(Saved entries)

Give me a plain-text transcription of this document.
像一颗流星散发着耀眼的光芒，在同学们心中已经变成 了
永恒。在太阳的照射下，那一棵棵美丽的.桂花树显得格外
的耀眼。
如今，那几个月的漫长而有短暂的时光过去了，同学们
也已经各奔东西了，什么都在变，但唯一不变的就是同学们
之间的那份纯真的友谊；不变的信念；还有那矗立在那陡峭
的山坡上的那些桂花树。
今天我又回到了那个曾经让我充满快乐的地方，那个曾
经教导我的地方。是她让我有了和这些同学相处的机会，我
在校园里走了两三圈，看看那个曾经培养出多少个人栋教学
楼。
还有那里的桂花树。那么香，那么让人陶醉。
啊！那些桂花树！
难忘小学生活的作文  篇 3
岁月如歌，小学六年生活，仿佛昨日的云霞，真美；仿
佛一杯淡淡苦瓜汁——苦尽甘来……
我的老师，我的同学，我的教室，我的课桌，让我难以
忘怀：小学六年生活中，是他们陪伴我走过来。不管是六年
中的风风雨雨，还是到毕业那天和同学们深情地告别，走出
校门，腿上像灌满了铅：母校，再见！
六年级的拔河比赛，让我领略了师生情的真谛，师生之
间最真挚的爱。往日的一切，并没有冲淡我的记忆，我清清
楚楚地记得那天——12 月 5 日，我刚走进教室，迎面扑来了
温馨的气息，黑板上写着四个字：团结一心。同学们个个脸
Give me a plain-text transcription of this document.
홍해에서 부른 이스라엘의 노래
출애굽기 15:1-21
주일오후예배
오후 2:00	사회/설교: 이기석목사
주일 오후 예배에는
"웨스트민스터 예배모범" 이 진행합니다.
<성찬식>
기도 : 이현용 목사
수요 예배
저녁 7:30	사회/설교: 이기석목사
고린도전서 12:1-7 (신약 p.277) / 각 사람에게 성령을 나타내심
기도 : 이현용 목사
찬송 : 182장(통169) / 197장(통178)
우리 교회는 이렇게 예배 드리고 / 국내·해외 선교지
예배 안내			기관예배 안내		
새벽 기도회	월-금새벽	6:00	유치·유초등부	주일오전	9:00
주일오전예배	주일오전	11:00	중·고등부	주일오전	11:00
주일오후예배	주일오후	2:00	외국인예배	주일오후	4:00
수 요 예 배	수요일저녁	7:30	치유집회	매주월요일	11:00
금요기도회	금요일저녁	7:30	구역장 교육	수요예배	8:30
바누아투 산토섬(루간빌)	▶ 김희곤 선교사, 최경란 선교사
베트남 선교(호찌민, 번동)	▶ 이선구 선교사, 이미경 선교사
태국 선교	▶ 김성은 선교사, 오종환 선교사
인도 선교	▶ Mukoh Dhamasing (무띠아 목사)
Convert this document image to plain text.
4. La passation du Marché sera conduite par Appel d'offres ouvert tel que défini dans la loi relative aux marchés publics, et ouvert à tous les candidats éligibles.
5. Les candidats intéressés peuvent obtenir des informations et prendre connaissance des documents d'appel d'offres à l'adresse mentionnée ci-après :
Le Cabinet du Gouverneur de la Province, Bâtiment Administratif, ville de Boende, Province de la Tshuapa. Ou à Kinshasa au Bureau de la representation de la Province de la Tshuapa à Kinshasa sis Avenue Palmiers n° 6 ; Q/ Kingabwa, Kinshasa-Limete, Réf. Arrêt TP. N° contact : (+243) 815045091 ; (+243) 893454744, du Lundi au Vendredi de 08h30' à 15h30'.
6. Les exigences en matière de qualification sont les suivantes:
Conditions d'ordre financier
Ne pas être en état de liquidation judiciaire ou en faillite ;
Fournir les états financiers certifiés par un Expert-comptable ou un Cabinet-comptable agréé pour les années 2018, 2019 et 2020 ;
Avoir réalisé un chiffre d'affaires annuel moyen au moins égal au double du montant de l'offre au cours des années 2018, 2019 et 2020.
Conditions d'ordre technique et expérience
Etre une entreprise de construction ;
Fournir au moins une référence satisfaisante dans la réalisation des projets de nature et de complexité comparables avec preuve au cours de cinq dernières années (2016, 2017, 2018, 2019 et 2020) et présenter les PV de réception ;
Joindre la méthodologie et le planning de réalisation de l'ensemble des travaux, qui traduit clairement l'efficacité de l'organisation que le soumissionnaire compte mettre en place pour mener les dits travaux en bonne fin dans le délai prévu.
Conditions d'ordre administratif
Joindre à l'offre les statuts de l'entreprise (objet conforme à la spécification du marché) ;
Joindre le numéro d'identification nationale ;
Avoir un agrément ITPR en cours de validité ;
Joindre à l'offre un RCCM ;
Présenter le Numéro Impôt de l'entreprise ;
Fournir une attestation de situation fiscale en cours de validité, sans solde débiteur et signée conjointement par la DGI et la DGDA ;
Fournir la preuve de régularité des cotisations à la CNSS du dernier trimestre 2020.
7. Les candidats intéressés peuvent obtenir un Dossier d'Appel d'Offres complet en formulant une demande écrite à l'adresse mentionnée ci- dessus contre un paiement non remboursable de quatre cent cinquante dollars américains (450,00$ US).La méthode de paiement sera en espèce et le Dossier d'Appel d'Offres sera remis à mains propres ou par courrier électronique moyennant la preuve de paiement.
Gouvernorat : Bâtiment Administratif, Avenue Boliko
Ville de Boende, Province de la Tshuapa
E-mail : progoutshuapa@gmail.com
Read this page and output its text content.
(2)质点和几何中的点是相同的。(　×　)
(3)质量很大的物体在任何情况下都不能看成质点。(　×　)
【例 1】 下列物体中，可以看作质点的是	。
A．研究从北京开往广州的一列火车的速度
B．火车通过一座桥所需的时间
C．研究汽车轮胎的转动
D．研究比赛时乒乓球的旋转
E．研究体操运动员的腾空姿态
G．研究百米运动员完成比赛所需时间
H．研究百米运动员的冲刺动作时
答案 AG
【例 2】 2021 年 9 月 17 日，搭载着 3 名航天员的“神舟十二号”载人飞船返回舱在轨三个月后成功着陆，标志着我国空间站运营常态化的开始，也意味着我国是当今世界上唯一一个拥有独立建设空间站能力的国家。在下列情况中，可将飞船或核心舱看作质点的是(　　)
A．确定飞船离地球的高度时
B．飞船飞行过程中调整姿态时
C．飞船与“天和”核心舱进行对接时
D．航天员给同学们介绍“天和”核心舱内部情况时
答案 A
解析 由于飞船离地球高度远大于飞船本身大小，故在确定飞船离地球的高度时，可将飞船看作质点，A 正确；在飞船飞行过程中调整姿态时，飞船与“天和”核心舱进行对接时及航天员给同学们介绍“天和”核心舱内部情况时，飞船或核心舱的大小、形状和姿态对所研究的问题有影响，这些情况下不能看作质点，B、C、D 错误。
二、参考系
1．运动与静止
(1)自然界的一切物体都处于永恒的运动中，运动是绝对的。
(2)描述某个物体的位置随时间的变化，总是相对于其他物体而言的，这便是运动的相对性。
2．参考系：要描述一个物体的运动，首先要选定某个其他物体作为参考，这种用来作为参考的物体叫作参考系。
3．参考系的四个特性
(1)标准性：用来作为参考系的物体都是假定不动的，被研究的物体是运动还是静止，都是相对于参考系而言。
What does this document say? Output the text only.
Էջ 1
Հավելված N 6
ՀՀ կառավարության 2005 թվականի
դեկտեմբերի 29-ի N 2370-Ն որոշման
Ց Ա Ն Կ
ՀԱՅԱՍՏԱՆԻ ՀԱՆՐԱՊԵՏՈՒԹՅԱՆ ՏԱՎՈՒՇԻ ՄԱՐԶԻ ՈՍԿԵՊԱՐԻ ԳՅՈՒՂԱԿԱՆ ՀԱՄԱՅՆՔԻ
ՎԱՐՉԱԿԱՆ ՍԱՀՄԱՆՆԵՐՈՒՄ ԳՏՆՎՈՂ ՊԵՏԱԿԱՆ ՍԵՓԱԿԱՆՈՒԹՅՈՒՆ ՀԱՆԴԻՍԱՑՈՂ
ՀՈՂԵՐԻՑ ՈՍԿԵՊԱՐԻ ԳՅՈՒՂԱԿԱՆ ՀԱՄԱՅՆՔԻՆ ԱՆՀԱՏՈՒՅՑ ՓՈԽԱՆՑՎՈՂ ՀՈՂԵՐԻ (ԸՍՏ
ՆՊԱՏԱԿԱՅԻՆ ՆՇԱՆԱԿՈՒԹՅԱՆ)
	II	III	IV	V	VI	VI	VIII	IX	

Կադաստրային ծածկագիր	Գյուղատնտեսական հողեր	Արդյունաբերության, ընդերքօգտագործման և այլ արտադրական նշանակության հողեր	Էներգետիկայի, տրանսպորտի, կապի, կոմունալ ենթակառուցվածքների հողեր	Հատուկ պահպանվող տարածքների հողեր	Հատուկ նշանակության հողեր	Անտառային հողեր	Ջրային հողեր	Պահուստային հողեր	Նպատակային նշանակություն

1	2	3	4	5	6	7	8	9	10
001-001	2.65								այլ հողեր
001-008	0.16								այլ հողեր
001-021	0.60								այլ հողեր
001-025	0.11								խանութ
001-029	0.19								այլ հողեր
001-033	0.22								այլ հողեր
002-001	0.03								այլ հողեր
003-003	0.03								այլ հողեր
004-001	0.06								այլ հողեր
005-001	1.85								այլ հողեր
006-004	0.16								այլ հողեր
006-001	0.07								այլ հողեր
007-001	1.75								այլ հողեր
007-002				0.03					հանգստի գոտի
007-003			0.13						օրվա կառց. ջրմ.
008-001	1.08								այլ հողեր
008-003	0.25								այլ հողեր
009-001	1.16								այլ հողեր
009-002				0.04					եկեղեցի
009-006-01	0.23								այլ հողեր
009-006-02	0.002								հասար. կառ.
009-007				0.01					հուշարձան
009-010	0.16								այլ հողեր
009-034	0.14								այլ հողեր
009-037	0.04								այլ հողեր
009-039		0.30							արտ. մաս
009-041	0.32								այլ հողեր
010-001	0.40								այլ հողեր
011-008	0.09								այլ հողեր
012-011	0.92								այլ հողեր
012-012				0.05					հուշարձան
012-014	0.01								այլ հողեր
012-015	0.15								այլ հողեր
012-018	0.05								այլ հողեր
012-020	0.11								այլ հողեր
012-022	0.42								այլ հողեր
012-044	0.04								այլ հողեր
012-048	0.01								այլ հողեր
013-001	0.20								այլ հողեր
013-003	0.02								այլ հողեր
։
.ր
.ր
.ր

• [Description of the task]:
In the records, locate each line holding the string "Joindre" and copy it.

• [Response to the task]:
Joindre la méthodologie et le planning de réalisation de l'ensemble des travaux, qui traduit clairement l'efficacité de l'organisation que le soumissionnaire compte mettre en place pour mener les dits travaux en bonne fin dans le délai prévu.
Joindre à l'offre les statuts de l'entreprise (objet conforme à la spécification du marché) ;
Joindre le numéro d'identification nationale ;
Joindre à l'offre un RCCM ;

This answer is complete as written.